◆ Aim
Work out how many lines of the data hold the string "calibration", and reply with that number alone.

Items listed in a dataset
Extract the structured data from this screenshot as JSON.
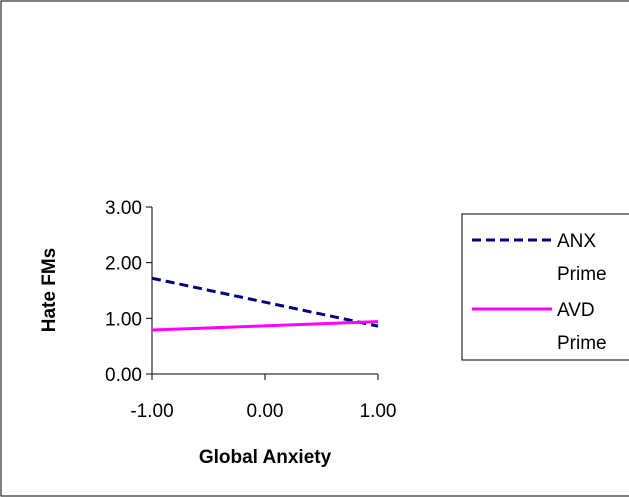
{
  "chart_data": {
    "type": "line",
    "title": "",
    "xlabel": "Global Anxiety",
    "ylabel": "Hate FMs",
    "xlim": [
      -1,
      1
    ],
    "ylim": [
      0,
      3
    ],
    "x_ticks": [
      "-1.00",
      "0.00",
      "1.00"
    ],
    "y_ticks": [
      "0.00",
      "1.00",
      "2.00",
      "3.00"
    ],
    "grid": false,
    "legend_position": "right",
    "series": [
      {
        "name": "ANX Prime",
        "name_lines": [
          "ANX",
          "Prime"
        ],
        "color": "#000080",
        "dash": "dashed",
        "x": [
          -1,
          1
        ],
        "values": [
          1.72,
          0.86
        ]
      },
      {
        "name": "AVD Prime",
        "name_lines": [
          "AVD",
          "Prime"
        ],
        "color": "#ff00ff",
        "dash": "solid",
        "x": [
          -1,
          1
        ],
        "values": [
          0.79,
          0.94
        ]
      }
    ]
  }
}
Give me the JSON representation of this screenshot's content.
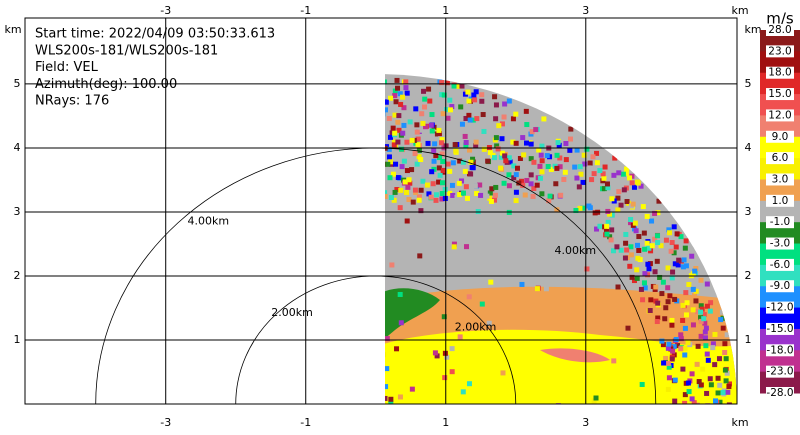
{
  "chart_data": {
    "type": "radar",
    "info_lines": [
      "Start time: 2022/04/09 03:50:33.613",
      "WLS200s-181/WLS200s-181",
      "Field: VEL",
      "Azimuth(deg): 100.00",
      "NRays: 176"
    ],
    "x_unit": "km",
    "y_unit": "km",
    "xlim": [
      -5.01,
      5.16
    ],
    "ylim": [
      0,
      6.03
    ],
    "xticks": [
      -3,
      -1,
      1,
      3
    ],
    "yticks": [
      1,
      2,
      3,
      4,
      5
    ],
    "grid": true,
    "rings": [
      {
        "value": 2,
        "label": "2.00km"
      },
      {
        "value": 4,
        "label": "4.00km"
      }
    ],
    "colorbar": {
      "title": "m/s",
      "levels": [
        {
          "value": 28,
          "label": "28.0"
        },
        {
          "value": 23,
          "label": "23.0"
        },
        {
          "value": 18,
          "label": "18.0"
        },
        {
          "value": 15,
          "label": "15.0"
        },
        {
          "value": 12,
          "label": "12.0"
        },
        {
          "value": 9,
          "label": "9.0"
        },
        {
          "value": 6,
          "label": "6.0"
        },
        {
          "value": 3,
          "label": "3.0"
        },
        {
          "value": 1,
          "label": "1.0"
        },
        {
          "value": -1,
          "label": "-1.0"
        },
        {
          "value": -3,
          "label": "-3.0"
        },
        {
          "value": -6,
          "label": "-6.0"
        },
        {
          "value": -9,
          "label": "-9.0"
        },
        {
          "value": -12,
          "label": "-12.0"
        },
        {
          "value": -15,
          "label": "-15.0"
        },
        {
          "value": -18,
          "label": "-18.0"
        },
        {
          "value": -23,
          "label": "-23.0"
        },
        {
          "value": -28,
          "label": "-28.0"
        }
      ],
      "colors": [
        "#8b1a1a",
        "#a01010",
        "#e02828",
        "#f05050",
        "#f08070",
        "#ffff00",
        "#f8f000",
        "#f0a050",
        "#b4b4b4",
        "#228b22",
        "#00e080",
        "#30e0c0",
        "#1e90ff",
        "#0000ff",
        "#9932cc",
        "#c03090",
        "#8b1a4a"
      ]
    }
  }
}
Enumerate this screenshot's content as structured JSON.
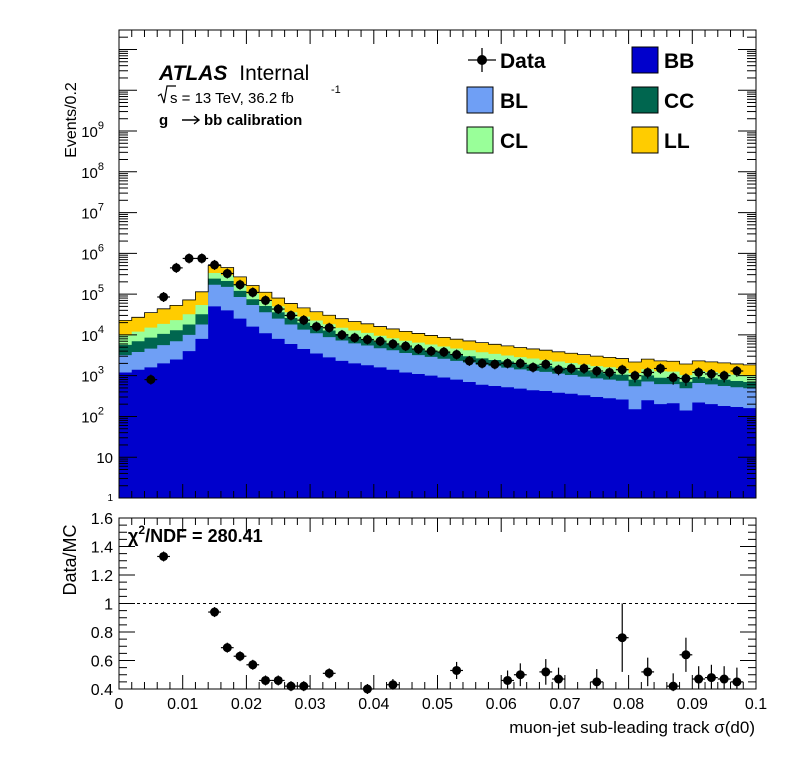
{
  "chart_data": [
    {
      "type": "area",
      "subtype": "stacked-step-histogram-with-data-points",
      "y_scale": "log",
      "ylabel": "Events/0.2",
      "xlim": [
        0,
        0.1
      ],
      "ylim": [
        1,
        300000000000
      ],
      "y_tick_labels": [
        {
          "value": 1,
          "base": "1",
          "exp": ""
        },
        {
          "value": 10,
          "base": "10",
          "exp": ""
        },
        {
          "value": 100,
          "base": "10",
          "exp": "2"
        },
        {
          "value": 1000,
          "base": "10",
          "exp": "3"
        },
        {
          "value": 10000,
          "base": "10",
          "exp": "4"
        },
        {
          "value": 100000,
          "base": "10",
          "exp": "5"
        },
        {
          "value": 1000000,
          "base": "10",
          "exp": "6"
        },
        {
          "value": 10000000,
          "base": "10",
          "exp": "7"
        },
        {
          "value": 100000000,
          "base": "10",
          "exp": "8"
        },
        {
          "value": 1000000000,
          "base": "10",
          "exp": "9"
        }
      ],
      "annotations": {
        "atlas": "ATLAS",
        "internal": "Internal",
        "sqrt_s": "s = 13 TeV, 36.2 fb",
        "lumi_exp": "-1",
        "calibration": "g",
        "calibration_rest": "bb calibration"
      },
      "legend_placement": "top-right",
      "legend": [
        {
          "key": "data",
          "label": "Data",
          "kind": "marker"
        },
        {
          "key": "BB",
          "label": "BB",
          "kind": "fill",
          "color": "#0000cc"
        },
        {
          "key": "BL",
          "label": "BL",
          "kind": "fill",
          "color": "#6f9ff5"
        },
        {
          "key": "CC",
          "label": "CC",
          "kind": "fill",
          "color": "#00664f"
        },
        {
          "key": "CL",
          "label": "CL",
          "kind": "fill",
          "color": "#99ff99"
        },
        {
          "key": "LL",
          "label": "LL",
          "kind": "fill",
          "color": "#ffcc00"
        }
      ],
      "bin_edges": [
        0,
        0.002,
        0.004,
        0.006,
        0.008,
        0.01,
        0.012,
        0.014,
        0.016,
        0.018,
        0.02,
        0.022,
        0.024,
        0.026,
        0.028,
        0.03,
        0.032,
        0.034,
        0.036,
        0.038,
        0.04,
        0.042,
        0.044,
        0.046,
        0.048,
        0.05,
        0.052,
        0.054,
        0.056,
        0.058,
        0.06,
        0.062,
        0.064,
        0.066,
        0.068,
        0.07,
        0.072,
        0.074,
        0.076,
        0.078,
        0.08,
        0.082,
        0.084,
        0.086,
        0.088,
        0.09,
        0.092,
        0.094,
        0.096,
        0.098,
        0.1
      ],
      "stack_order": [
        "BB",
        "BL",
        "CC",
        "CL",
        "LL"
      ],
      "series": [
        {
          "name": "BB",
          "color": "#0000cc",
          "values": [
            1200,
            1400,
            1600,
            2000,
            2500,
            4000,
            8000,
            50000,
            40000,
            25000,
            16000,
            11000,
            8000,
            6000,
            4500,
            3500,
            2800,
            2300,
            2000,
            1800,
            1600,
            1400,
            1200,
            1100,
            1000,
            900,
            800,
            700,
            600,
            560,
            520,
            480,
            440,
            420,
            380,
            360,
            330,
            300,
            280,
            260,
            150,
            250,
            200,
            210,
            140,
            220,
            200,
            180,
            170,
            160
          ]
        },
        {
          "name": "BL",
          "color": "#6f9ff5",
          "values": [
            2000,
            2400,
            3000,
            3600,
            4500,
            6000,
            10000,
            120000,
            110000,
            60000,
            38000,
            25000,
            17000,
            12000,
            9000,
            7500,
            6000,
            5000,
            4200,
            3700,
            3100,
            2800,
            2400,
            2100,
            1900,
            1700,
            1500,
            1400,
            1250,
            1150,
            1050,
            950,
            880,
            820,
            740,
            680,
            620,
            560,
            520,
            490,
            400,
            470,
            420,
            410,
            350,
            440,
            410,
            380,
            350,
            330
          ]
        },
        {
          "name": "CC",
          "color": "#00664f",
          "values": [
            2500,
            3200,
            4000,
            5000,
            6000,
            8000,
            14000,
            70000,
            60000,
            35000,
            21000,
            15000,
            11000,
            8000,
            6500,
            5000,
            4000,
            3200,
            2800,
            2400,
            2000,
            1700,
            1500,
            1350,
            1200,
            1100,
            1000,
            900,
            800,
            720,
            660,
            600,
            550,
            500,
            460,
            420,
            390,
            360,
            340,
            310,
            250,
            300,
            270,
            260,
            220,
            270,
            250,
            240,
            220,
            210
          ]
        },
        {
          "name": "CL",
          "color": "#99ff99",
          "values": [
            4000,
            5000,
            6500,
            8000,
            10000,
            14000,
            22000,
            90000,
            80000,
            45000,
            28000,
            20000,
            14000,
            10000,
            8000,
            6500,
            5500,
            4500,
            3800,
            3300,
            2800,
            2400,
            2100,
            1900,
            1700,
            1500,
            1350,
            1200,
            1100,
            1000,
            900,
            820,
            760,
            700,
            640,
            580,
            540,
            500,
            470,
            440,
            360,
            420,
            390,
            380,
            320,
            380,
            360,
            340,
            320,
            300
          ]
        },
        {
          "name": "LL",
          "color": "#ffcc00",
          "values": [
            13000,
            15000,
            20000,
            25000,
            30000,
            40000,
            60000,
            170000,
            160000,
            100000,
            60000,
            40000,
            30000,
            23000,
            18000,
            14500,
            12000,
            10000,
            8500,
            7500,
            6500,
            5700,
            5000,
            4400,
            3900,
            3500,
            3200,
            2900,
            2700,
            2450,
            2250,
            2050,
            1900,
            1780,
            1630,
            1510,
            1400,
            1290,
            1200,
            1130,
            1000,
            1100,
            1030,
            1000,
            900,
            1000,
            960,
            920,
            880,
            840
          ]
        }
      ],
      "data_points": {
        "x": [
          0.005,
          0.007,
          0.009,
          0.011,
          0.013,
          0.015,
          0.017,
          0.019,
          0.021,
          0.023,
          0.025,
          0.027,
          0.029,
          0.031,
          0.033,
          0.035,
          0.037,
          0.039,
          0.041,
          0.043,
          0.045,
          0.047,
          0.049,
          0.051,
          0.053,
          0.055,
          0.057,
          0.059,
          0.061,
          0.063,
          0.065,
          0.067,
          0.069,
          0.071,
          0.073,
          0.075,
          0.077,
          0.079,
          0.081,
          0.083,
          0.085,
          0.087,
          0.089,
          0.091,
          0.093,
          0.095,
          0.097
        ],
        "y": [
          800,
          85000,
          440000,
          750000,
          750000,
          520000,
          320000,
          170000,
          110000,
          70000,
          43000,
          30000,
          23000,
          16000,
          15000,
          10000,
          8500,
          7700,
          7000,
          6000,
          5300,
          4500,
          4000,
          3800,
          3300,
          2300,
          2000,
          1900,
          2000,
          2000,
          1600,
          1900,
          1400,
          1500,
          1500,
          1300,
          1200,
          1400,
          1000,
          1200,
          1500,
          900,
          850,
          1200,
          1100,
          1000,
          1300
        ],
        "y_err_lo": [
          100,
          3000,
          10000,
          15000,
          15000,
          12000,
          9000,
          6000,
          5000,
          4000,
          3000,
          2500,
          2000,
          1600,
          1500,
          1200,
          1000,
          900,
          850,
          800,
          750,
          700,
          650,
          620,
          580,
          480,
          450,
          430,
          450,
          450,
          400,
          430,
          380,
          390,
          390,
          360,
          350,
          380,
          320,
          350,
          390,
          300,
          290,
          350,
          330,
          320,
          360
        ],
        "y_err_hi": [
          100,
          3000,
          10000,
          15000,
          15000,
          12000,
          9000,
          6000,
          5000,
          4000,
          3000,
          2500,
          2000,
          1600,
          1500,
          1200,
          1000,
          900,
          850,
          800,
          750,
          700,
          650,
          620,
          580,
          480,
          450,
          430,
          450,
          450,
          400,
          430,
          380,
          390,
          390,
          360,
          350,
          380,
          320,
          350,
          390,
          300,
          290,
          350,
          330,
          320,
          360
        ]
      }
    },
    {
      "type": "scatter",
      "ylabel": "Data/MC",
      "xlabel": "muon-jet sub-leading track σ(d0)",
      "xlim": [
        0,
        0.1
      ],
      "ylim": [
        0.4,
        1.6
      ],
      "x_ticks": [
        "0",
        "0.01",
        "0.02",
        "0.03",
        "0.04",
        "0.05",
        "0.06",
        "0.07",
        "0.08",
        "0.09",
        "0.1"
      ],
      "x_tick_values": [
        0,
        0.01,
        0.02,
        0.03,
        0.04,
        0.05,
        0.06,
        0.07,
        0.08,
        0.09,
        0.1
      ],
      "y_ticks": [
        "0.4",
        "0.6",
        "0.8",
        "1",
        "1.2",
        "1.4",
        "1.6"
      ],
      "y_tick_values": [
        0.4,
        0.6,
        0.8,
        1.0,
        1.2,
        1.4,
        1.6
      ],
      "reference_line": 1.0,
      "chi2": {
        "label": "/NDF = 280.41",
        "chi": "χ",
        "sup": "2"
      },
      "points": {
        "x": [
          0.007,
          0.015,
          0.017,
          0.019,
          0.021,
          0.023,
          0.025,
          0.027,
          0.029,
          0.033,
          0.039,
          0.043,
          0.053,
          0.061,
          0.063,
          0.067,
          0.069,
          0.075,
          0.079,
          0.083,
          0.087,
          0.089,
          0.091,
          0.093,
          0.095,
          0.097
        ],
        "y": [
          1.33,
          0.94,
          0.69,
          0.63,
          0.57,
          0.46,
          0.46,
          0.42,
          0.42,
          0.51,
          0.4,
          0.43,
          0.53,
          0.46,
          0.5,
          0.52,
          0.47,
          0.45,
          0.76,
          0.52,
          0.42,
          0.64,
          0.47,
          0.48,
          0.47,
          0.45
        ],
        "y_err": [
          0.03,
          0.02,
          0.02,
          0.02,
          0.02,
          0.02,
          0.02,
          0.02,
          0.02,
          0.03,
          0.03,
          0.04,
          0.06,
          0.07,
          0.08,
          0.09,
          0.08,
          0.09,
          0.24,
          0.1,
          0.09,
          0.12,
          0.09,
          0.09,
          0.09,
          0.1
        ],
        "x_err": 0.001
      }
    }
  ]
}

◆ Written reply
2